Extracted records:
◆ ◆ ◆ ◆ ◆ ◆ ◆

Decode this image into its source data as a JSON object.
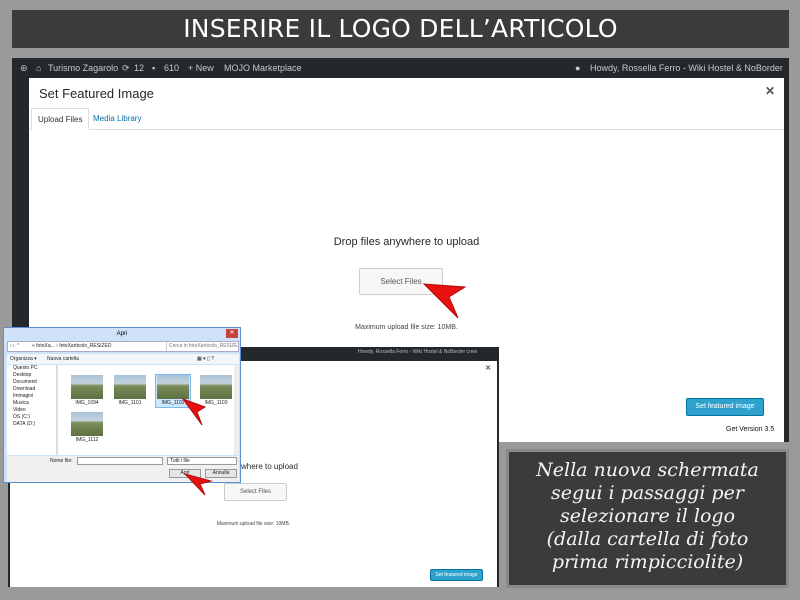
{
  "banner": {
    "title": "INSERIRE IL LOGO DELL’ARTICOLO"
  },
  "admin_bar": {
    "site": "Turismo Zagarolo",
    "updates": "12",
    "comments": "610",
    "new": "+ New",
    "marketplace": "MOJO Marketplace",
    "howdy": "Howdy, Rossella Ferro - Wiki Hostel & NoBorder crew"
  },
  "modal": {
    "title": "Set Featured Image",
    "tabs": [
      "Upload Files",
      "Media Library"
    ],
    "drop_text": "Drop files anywhere to upload",
    "select_button": "Select Files",
    "max_size": "Maximum upload file size: 10MB.",
    "feature_button": "Set featured image",
    "version": "Get Version 3.5",
    "drop_text_partial": "ywhere to upload"
  },
  "dialog": {
    "title": "Apri",
    "address": "« fotoXa... › fotoXarticolo_RESIZED",
    "search_placeholder": "Cerca in fotoXarticolo_RESIZED",
    "organize": "Organizza ▾",
    "new_folder": "Nuova cartella",
    "nav_items": [
      "Questo PC",
      "Desktop",
      "Documenti",
      "Download",
      "Immagini",
      "Musica",
      "Video",
      "OS (C:)",
      "DATA (D:)"
    ],
    "files": [
      "IMG_1094",
      "IMG_1101",
      "IMG_1102",
      "IMG_1103",
      "IMG_1112"
    ],
    "selected_file": "IMG_1102",
    "filename_label": "Nome file:",
    "filter": "Tutti i file",
    "open_button": "Apri",
    "cancel_button": "Annulla"
  },
  "note": {
    "lines": [
      "Nella nuova schermata",
      "segui i passaggi per",
      "selezionare il logo",
      "(dalla cartella di foto",
      "prima rimpicciolite)"
    ]
  },
  "colors": {
    "accent": "#2ea2cc",
    "arrow": "#e8110f",
    "banner": "#3b3b3b"
  }
}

◆ ◆ ◆ ◆ ◆ ◆ ◆

Copy out all the data without changing anything, and drop the pictures.

### Result
Decode this image into its source data as a JSON object.
{
  "banner": {
    "title": "INSERIRE IL LOGO DELL’ARTICOLO"
  },
  "admin_bar": {
    "site": "Turismo Zagarolo",
    "updates": "12",
    "comments": "610",
    "new": "+ New",
    "marketplace": "MOJO Marketplace",
    "howdy": "Howdy, Rossella Ferro - Wiki Hostel & NoBorder crew"
  },
  "modal": {
    "title": "Set Featured Image",
    "tabs": [
      "Upload Files",
      "Media Library"
    ],
    "drop_text": "Drop files anywhere to upload",
    "select_button": "Select Files",
    "max_size": "Maximum upload file size: 10MB.",
    "feature_button": "Set featured image",
    "version": "Get Version 3.5",
    "drop_text_partial": "ywhere to upload"
  },
  "dialog": {
    "title": "Apri",
    "address": "« fotoXa... › fotoXarticolo_RESIZED",
    "search_placeholder": "Cerca in fotoXarticolo_RESIZED",
    "organize": "Organizza ▾",
    "new_folder": "Nuova cartella",
    "nav_items": [
      "Questo PC",
      "Desktop",
      "Documenti",
      "Download",
      "Immagini",
      "Musica",
      "Video",
      "OS (C:)",
      "DATA (D:)"
    ],
    "files": [
      "IMG_1094",
      "IMG_1101",
      "IMG_1102",
      "IMG_1103",
      "IMG_1112"
    ],
    "selected_file": "IMG_1102",
    "filename_label": "Nome file:",
    "filter": "Tutti i file",
    "open_button": "Apri",
    "cancel_button": "Annulla"
  },
  "note": {
    "lines": [
      "Nella nuova schermata",
      "segui i passaggi per",
      "selezionare il logo",
      "(dalla cartella di foto",
      "prima rimpicciolite)"
    ]
  },
  "colors": {
    "accent": "#2ea2cc",
    "arrow": "#e8110f",
    "banner": "#3b3b3b"
  }
}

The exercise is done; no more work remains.